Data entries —

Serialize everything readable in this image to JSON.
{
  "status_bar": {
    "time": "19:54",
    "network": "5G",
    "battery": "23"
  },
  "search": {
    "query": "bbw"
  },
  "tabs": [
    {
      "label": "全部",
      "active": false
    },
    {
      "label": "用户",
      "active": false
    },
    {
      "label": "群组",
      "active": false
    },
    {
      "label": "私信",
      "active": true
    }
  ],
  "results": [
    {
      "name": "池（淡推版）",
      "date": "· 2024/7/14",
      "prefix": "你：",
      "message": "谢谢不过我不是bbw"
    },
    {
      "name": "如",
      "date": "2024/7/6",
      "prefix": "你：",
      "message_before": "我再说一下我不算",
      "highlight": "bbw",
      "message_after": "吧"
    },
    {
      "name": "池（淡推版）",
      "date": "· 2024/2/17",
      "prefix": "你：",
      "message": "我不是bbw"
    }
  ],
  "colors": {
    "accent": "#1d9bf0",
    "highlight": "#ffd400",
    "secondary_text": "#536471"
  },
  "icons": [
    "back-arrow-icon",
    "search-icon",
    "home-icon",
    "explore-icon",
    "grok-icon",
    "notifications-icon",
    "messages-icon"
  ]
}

PROBLEM DETAILS — Print every record above exactly as written.

SOLVED EXERCISE —
Serialize everything readable in this image to JSON.
{
  "status_bar": {
    "time": "19:54",
    "network": "5G",
    "battery": "23"
  },
  "search": {
    "query": "bbw"
  },
  "tabs": [
    {
      "label": "全部",
      "active": false
    },
    {
      "label": "用户",
      "active": false
    },
    {
      "label": "群组",
      "active": false
    },
    {
      "label": "私信",
      "active": true
    }
  ],
  "results": [
    {
      "name": "池（淡推版）",
      "date": "· 2024/7/14",
      "prefix": "你：",
      "message": "谢谢不过我不是bbw"
    },
    {
      "name": "如",
      "date": "2024/7/6",
      "prefix": "你：",
      "message_before": "我再说一下我不算",
      "highlight": "bbw",
      "message_after": "吧"
    },
    {
      "name": "池（淡推版）",
      "date": "· 2024/2/17",
      "prefix": "你：",
      "message": "我不是bbw"
    }
  ],
  "colors": {
    "accent": "#1d9bf0",
    "highlight": "#ffd400",
    "secondary_text": "#536471"
  },
  "icons": [
    "back-arrow-icon",
    "search-icon",
    "home-icon",
    "explore-icon",
    "grok-icon",
    "notifications-icon",
    "messages-icon"
  ]
}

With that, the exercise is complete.